## Figure contents as structured data
╭──

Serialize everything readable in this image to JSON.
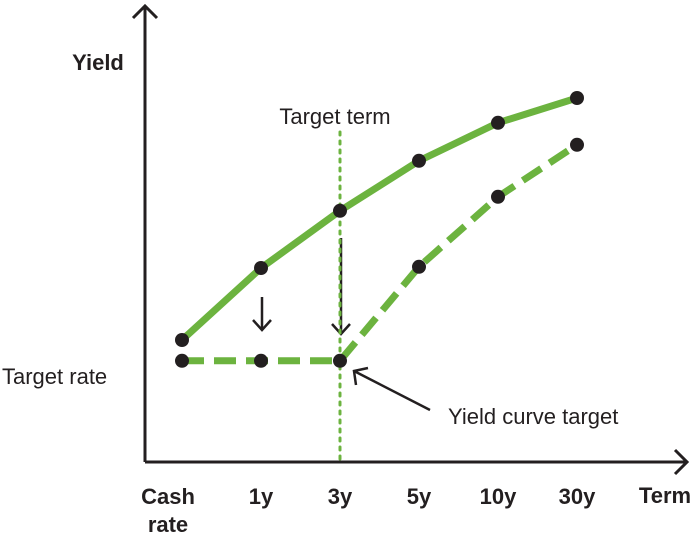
{
  "chart_data": {
    "type": "line",
    "y_label": "Yield",
    "x_label": "Term",
    "categories": [
      "Cash rate",
      "1y",
      "3y",
      "5y",
      "10y",
      "30y"
    ],
    "ylim": [
      0,
      100
    ],
    "series": [
      {
        "color": "#6cb33f",
        "line_style": "solid",
        "values": [
          30.5,
          48.5,
          62.8,
          75.3,
          84.8,
          91
        ]
      },
      {
        "color": "#6cb33f",
        "line_style": "dashed",
        "values": [
          25.3,
          25.3,
          25.3,
          48.8,
          66.3,
          79.3
        ]
      }
    ],
    "target_term": {
      "label": "Target term",
      "category": "3y"
    },
    "target_rate": {
      "label": "Target rate"
    },
    "yield_curve_target": {
      "label": "Yield curve target"
    }
  }
}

╰──

## Task to complete
Nothing in the entries should change as you copy them, except that the pictures are left out.

## Task result
Serialize everything readable in this image to JSON.
{
  "chart_data": {
    "type": "line",
    "y_label": "Yield",
    "x_label": "Term",
    "categories": [
      "Cash rate",
      "1y",
      "3y",
      "5y",
      "10y",
      "30y"
    ],
    "ylim": [
      0,
      100
    ],
    "series": [
      {
        "color": "#6cb33f",
        "line_style": "solid",
        "values": [
          30.5,
          48.5,
          62.8,
          75.3,
          84.8,
          91
        ]
      },
      {
        "color": "#6cb33f",
        "line_style": "dashed",
        "values": [
          25.3,
          25.3,
          25.3,
          48.8,
          66.3,
          79.3
        ]
      }
    ],
    "target_term": {
      "label": "Target term",
      "category": "3y"
    },
    "target_rate": {
      "label": "Target rate"
    },
    "yield_curve_target": {
      "label": "Yield curve target"
    }
  }
}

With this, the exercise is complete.